Write out all the lines again, precisely as they stand, but without the images.

* start Task inputs *

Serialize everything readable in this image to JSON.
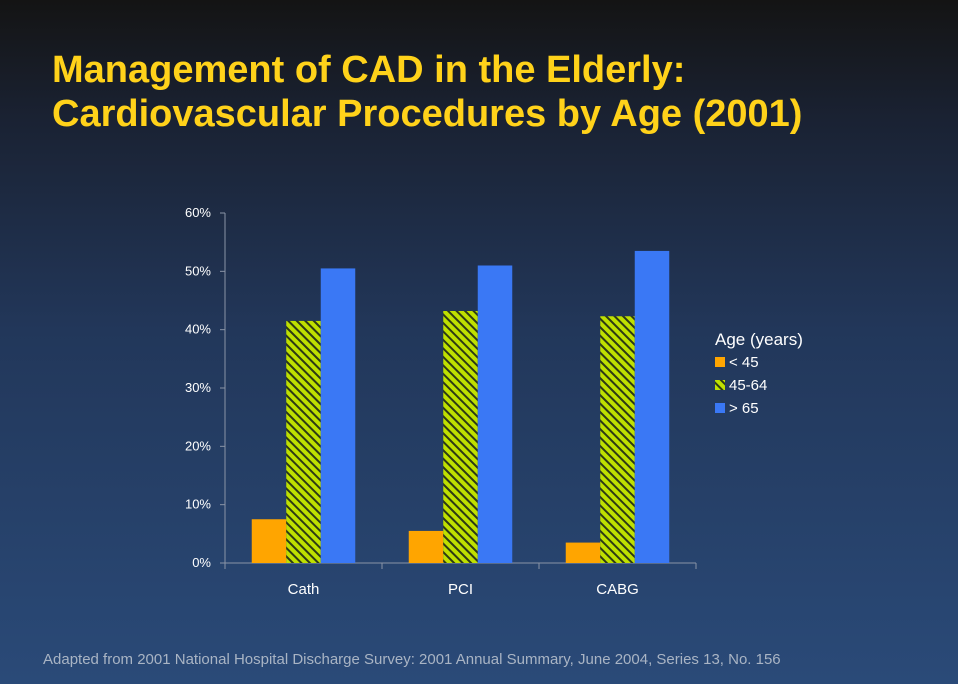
{
  "slide": {
    "title_line1": "Management of CAD in the Elderly:",
    "title_line2": "Cardiovascular Procedures by Age (2001)",
    "footnote": "Adapted from 2001 National Hospital Discharge Survey: 2001 Annual Summary, June 2004, Series 13, No. 156"
  },
  "chart_data": {
    "type": "bar",
    "title": "",
    "xlabel": "",
    "ylabel": "",
    "categories": [
      "Cath",
      "PCI",
      "CABG"
    ],
    "ylim": [
      0,
      60
    ],
    "yticks": [
      0,
      10,
      20,
      30,
      40,
      50,
      60
    ],
    "ytick_labels": [
      "0%",
      "10%",
      "20%",
      "30%",
      "40%",
      "50%",
      "60%"
    ],
    "grid": false,
    "legend": {
      "title": "Age (years)",
      "placement": "right"
    },
    "series": [
      {
        "name": "< 45",
        "values": [
          7.5,
          5.5,
          3.5
        ],
        "color": "#ffa500",
        "pattern": "solid"
      },
      {
        "name": "45-64",
        "values": [
          41.5,
          43.2,
          42.3
        ],
        "color": "#bfe000",
        "pattern": "diagonal-hatch"
      },
      {
        "name": "> 65",
        "values": [
          50.5,
          51.0,
          53.5
        ],
        "color": "#3a78f5",
        "pattern": "solid"
      }
    ]
  }
}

* end Task inputs *

Solution to the exercise:
Serialize everything readable in this image to JSON.
{
  "slide": {
    "title_line1": "Management of CAD in the Elderly:",
    "title_line2": "Cardiovascular Procedures by Age (2001)",
    "footnote": "Adapted from 2001 National Hospital Discharge Survey: 2001 Annual Summary, June 2004, Series 13, No. 156"
  },
  "chart_data": {
    "type": "bar",
    "title": "",
    "xlabel": "",
    "ylabel": "",
    "categories": [
      "Cath",
      "PCI",
      "CABG"
    ],
    "ylim": [
      0,
      60
    ],
    "yticks": [
      0,
      10,
      20,
      30,
      40,
      50,
      60
    ],
    "ytick_labels": [
      "0%",
      "10%",
      "20%",
      "30%",
      "40%",
      "50%",
      "60%"
    ],
    "grid": false,
    "legend": {
      "title": "Age (years)",
      "placement": "right"
    },
    "series": [
      {
        "name": "< 45",
        "values": [
          7.5,
          5.5,
          3.5
        ],
        "color": "#ffa500",
        "pattern": "solid"
      },
      {
        "name": "45-64",
        "values": [
          41.5,
          43.2,
          42.3
        ],
        "color": "#bfe000",
        "pattern": "diagonal-hatch"
      },
      {
        "name": "> 65",
        "values": [
          50.5,
          51.0,
          53.5
        ],
        "color": "#3a78f5",
        "pattern": "solid"
      }
    ]
  }
}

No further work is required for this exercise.